[start Source material]
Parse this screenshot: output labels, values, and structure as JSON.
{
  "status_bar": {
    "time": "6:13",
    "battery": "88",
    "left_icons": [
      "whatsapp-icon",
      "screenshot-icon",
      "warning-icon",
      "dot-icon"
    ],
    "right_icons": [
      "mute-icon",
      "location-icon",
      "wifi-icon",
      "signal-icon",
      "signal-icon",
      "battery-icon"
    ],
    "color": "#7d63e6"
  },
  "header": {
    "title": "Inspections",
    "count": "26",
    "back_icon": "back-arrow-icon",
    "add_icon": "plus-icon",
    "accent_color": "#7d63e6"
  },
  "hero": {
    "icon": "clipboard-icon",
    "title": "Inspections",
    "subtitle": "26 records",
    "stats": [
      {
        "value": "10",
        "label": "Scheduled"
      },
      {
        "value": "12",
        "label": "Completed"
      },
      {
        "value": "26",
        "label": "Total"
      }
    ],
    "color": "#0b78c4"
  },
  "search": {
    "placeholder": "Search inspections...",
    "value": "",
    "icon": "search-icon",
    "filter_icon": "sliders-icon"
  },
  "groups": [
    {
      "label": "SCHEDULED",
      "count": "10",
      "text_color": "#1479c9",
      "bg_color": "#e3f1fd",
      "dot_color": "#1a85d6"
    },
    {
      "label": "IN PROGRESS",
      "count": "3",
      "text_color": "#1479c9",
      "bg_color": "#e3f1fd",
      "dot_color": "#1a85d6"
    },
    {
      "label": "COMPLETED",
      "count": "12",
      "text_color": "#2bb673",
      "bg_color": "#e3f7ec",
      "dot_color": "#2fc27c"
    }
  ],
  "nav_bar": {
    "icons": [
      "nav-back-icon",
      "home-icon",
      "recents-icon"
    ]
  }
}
[end Source material]
§ **Given task**:
Print the listing above in its entirety, with every line exact.

§ **Correct answer**:
Parse this screenshot: output labels, values, and structure as JSON.
{
  "status_bar": {
    "time": "6:13",
    "battery": "88",
    "left_icons": [
      "whatsapp-icon",
      "screenshot-icon",
      "warning-icon",
      "dot-icon"
    ],
    "right_icons": [
      "mute-icon",
      "location-icon",
      "wifi-icon",
      "signal-icon",
      "signal-icon",
      "battery-icon"
    ],
    "color": "#7d63e6"
  },
  "header": {
    "title": "Inspections",
    "count": "26",
    "back_icon": "back-arrow-icon",
    "add_icon": "plus-icon",
    "accent_color": "#7d63e6"
  },
  "hero": {
    "icon": "clipboard-icon",
    "title": "Inspections",
    "subtitle": "26 records",
    "stats": [
      {
        "value": "10",
        "label": "Scheduled"
      },
      {
        "value": "12",
        "label": "Completed"
      },
      {
        "value": "26",
        "label": "Total"
      }
    ],
    "color": "#0b78c4"
  },
  "search": {
    "placeholder": "Search inspections...",
    "value": "",
    "icon": "search-icon",
    "filter_icon": "sliders-icon"
  },
  "groups": [
    {
      "label": "SCHEDULED",
      "count": "10",
      "text_color": "#1479c9",
      "bg_color": "#e3f1fd",
      "dot_color": "#1a85d6"
    },
    {
      "label": "IN PROGRESS",
      "count": "3",
      "text_color": "#1479c9",
      "bg_color": "#e3f1fd",
      "dot_color": "#1a85d6"
    },
    {
      "label": "COMPLETED",
      "count": "12",
      "text_color": "#2bb673",
      "bg_color": "#e3f7ec",
      "dot_color": "#2fc27c"
    }
  ],
  "nav_bar": {
    "icons": [
      "nav-back-icon",
      "home-icon",
      "recents-icon"
    ]
  }
}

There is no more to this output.